### BRIEF
Reproduce all of the material exactly as shown.

### Extracted records
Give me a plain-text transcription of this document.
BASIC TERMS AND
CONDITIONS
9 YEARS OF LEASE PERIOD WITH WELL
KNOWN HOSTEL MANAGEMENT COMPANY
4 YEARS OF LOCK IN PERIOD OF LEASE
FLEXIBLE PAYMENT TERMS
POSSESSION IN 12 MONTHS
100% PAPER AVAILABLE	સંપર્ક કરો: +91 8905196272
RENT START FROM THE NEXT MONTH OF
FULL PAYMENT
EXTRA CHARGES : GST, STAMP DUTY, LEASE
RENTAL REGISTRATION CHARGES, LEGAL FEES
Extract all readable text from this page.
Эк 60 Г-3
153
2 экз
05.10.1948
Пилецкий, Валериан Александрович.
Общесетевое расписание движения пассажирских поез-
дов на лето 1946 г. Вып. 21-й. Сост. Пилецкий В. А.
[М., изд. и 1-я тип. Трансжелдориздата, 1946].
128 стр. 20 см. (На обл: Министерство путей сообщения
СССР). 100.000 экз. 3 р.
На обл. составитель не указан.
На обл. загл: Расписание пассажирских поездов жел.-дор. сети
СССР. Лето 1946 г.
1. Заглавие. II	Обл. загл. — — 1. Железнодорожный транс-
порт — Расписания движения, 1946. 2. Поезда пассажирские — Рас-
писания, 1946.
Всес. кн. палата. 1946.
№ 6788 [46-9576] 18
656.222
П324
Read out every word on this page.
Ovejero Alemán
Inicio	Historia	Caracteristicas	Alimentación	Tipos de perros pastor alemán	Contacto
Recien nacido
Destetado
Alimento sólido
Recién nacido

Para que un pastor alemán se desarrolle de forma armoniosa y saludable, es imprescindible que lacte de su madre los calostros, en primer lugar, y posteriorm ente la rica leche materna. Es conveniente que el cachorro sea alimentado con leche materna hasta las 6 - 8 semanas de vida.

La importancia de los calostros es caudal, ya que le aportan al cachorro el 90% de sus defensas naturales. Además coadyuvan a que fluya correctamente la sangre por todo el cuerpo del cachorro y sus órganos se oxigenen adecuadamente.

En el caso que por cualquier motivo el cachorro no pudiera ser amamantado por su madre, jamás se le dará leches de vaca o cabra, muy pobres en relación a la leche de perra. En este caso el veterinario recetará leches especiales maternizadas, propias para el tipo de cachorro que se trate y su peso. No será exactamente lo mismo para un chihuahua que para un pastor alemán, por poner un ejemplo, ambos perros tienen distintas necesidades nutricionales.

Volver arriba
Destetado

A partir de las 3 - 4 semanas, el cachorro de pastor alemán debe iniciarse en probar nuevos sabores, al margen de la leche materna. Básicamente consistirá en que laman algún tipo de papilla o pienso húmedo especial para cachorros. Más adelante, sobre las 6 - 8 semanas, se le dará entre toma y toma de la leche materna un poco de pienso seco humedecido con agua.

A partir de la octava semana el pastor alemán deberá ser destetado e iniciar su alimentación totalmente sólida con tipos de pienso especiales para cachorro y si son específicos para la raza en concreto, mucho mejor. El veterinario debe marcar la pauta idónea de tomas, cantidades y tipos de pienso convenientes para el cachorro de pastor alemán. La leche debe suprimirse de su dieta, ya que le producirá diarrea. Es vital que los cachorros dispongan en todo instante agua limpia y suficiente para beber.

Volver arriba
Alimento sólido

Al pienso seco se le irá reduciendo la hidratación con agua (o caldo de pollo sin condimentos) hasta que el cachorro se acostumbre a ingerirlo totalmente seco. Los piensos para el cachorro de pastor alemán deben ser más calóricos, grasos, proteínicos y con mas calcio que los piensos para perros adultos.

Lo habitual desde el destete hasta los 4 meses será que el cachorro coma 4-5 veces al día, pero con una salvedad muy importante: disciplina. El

### TASK RESPONSE
Give me a plain-text transcription of this document.
BASIC TERMS AND
CONDITIONS
9 YEARS OF LEASE PERIOD WITH WELL
KNOWN HOSTEL MANAGEMENT COMPANY
4 YEARS OF LOCK IN PERIOD OF LEASE
FLEXIBLE PAYMENT TERMS
POSSESSION IN 12 MONTHS
100% PAPER AVAILABLE	સંપર્ક કરો: +91 8905196272
RENT START FROM THE NEXT MONTH OF
FULL PAYMENT
EXTRA CHARGES : GST, STAMP DUTY, LEASE
RENTAL REGISTRATION CHARGES, LEGAL FEES
Extract all readable text from this page.
Эк 60 Г-3
153
2 экз
05.10.1948
Пилецкий, Валериан Александрович.
Общесетевое расписание движения пассажирских поез-
дов на лето 1946 г. Вып. 21-й. Сост. Пилецкий В. А.
[М., изд. и 1-я тип. Трансжелдориздата, 1946].
128 стр. 20 см. (На обл: Министерство путей сообщения
СССР). 100.000 экз. 3 р.
На обл. составитель не указан.
На обл. загл: Расписание пассажирских поездов жел.-дор. сети
СССР. Лето 1946 г.
1. Заглавие. II	Обл. загл. — — 1. Железнодорожный транс-
порт — Расписания движения, 1946. 2. Поезда пассажирские — Рас-
писания, 1946.
Всес. кн. палата. 1946.
№ 6788 [46-9576] 18
656.222
П324
Read out every word on this page.
Ovejero Alemán
Inicio	Historia	Caracteristicas	Alimentación	Tipos de perros pastor alemán	Contacto
Recien nacido
Destetado
Alimento sólido
Recién nacido

Para que un pastor alemán se desarrolle de forma armoniosa y saludable, es imprescindible que lacte de su madre los calostros, en primer lugar, y posteriorm ente la rica leche materna. Es conveniente que el cachorro sea alimentado con leche materna hasta las 6 - 8 semanas de vida.

La importancia de los calostros es caudal, ya que le aportan al cachorro el 90% de sus defensas naturales. Además coadyuvan a que fluya correctamente la sangre por todo el cuerpo del cachorro y sus órganos se oxigenen adecuadamente.

En el caso que por cualquier motivo el cachorro no pudiera ser amamantado por su madre, jamás se le dará leches de vaca o cabra, muy pobres en relación a la leche de perra. En este caso el veterinario recetará leches especiales maternizadas, propias para el tipo de cachorro que se trate y su peso. No será exactamente lo mismo para un chihuahua que para un pastor alemán, por poner un ejemplo, ambos perros tienen distintas necesidades nutricionales.

Volver arriba
Destetado

A partir de las 3 - 4 semanas, el cachorro de pastor alemán debe iniciarse en probar nuevos sabores, al margen de la leche materna. Básicamente consistirá en que laman algún tipo de papilla o pienso húmedo especial para cachorros. Más adelante, sobre las 6 - 8 semanas, se le dará entre toma y toma de la leche materna un poco de pienso seco humedecido con agua.

A partir de la octava semana el pastor alemán deberá ser destetado e iniciar su alimentación totalmente sólida con tipos de pienso especiales para cachorro y si son específicos para la raza en concreto, mucho mejor. El veterinario debe marcar la pauta idónea de tomas, cantidades y tipos de pienso convenientes para el cachorro de pastor alemán. La leche debe suprimirse de su dieta, ya que le producirá diarrea. Es vital que los cachorros dispongan en todo instante agua limpia y suficiente para beber.

Volver arriba
Alimento sólido

Al pienso seco se le irá reduciendo la hidratación con agua (o caldo de pollo sin condimentos) hasta que el cachorro se acostumbre a ingerirlo totalmente seco. Los piensos para el cachorro de pastor alemán deben ser más calóricos, grasos, proteínicos y con mas calcio que los piensos para perros adultos.

Lo habitual desde el destete hasta los 4 meses será que el cachorro coma 4-5 veces al día, pero con una salvedad muy importante: disciplina. El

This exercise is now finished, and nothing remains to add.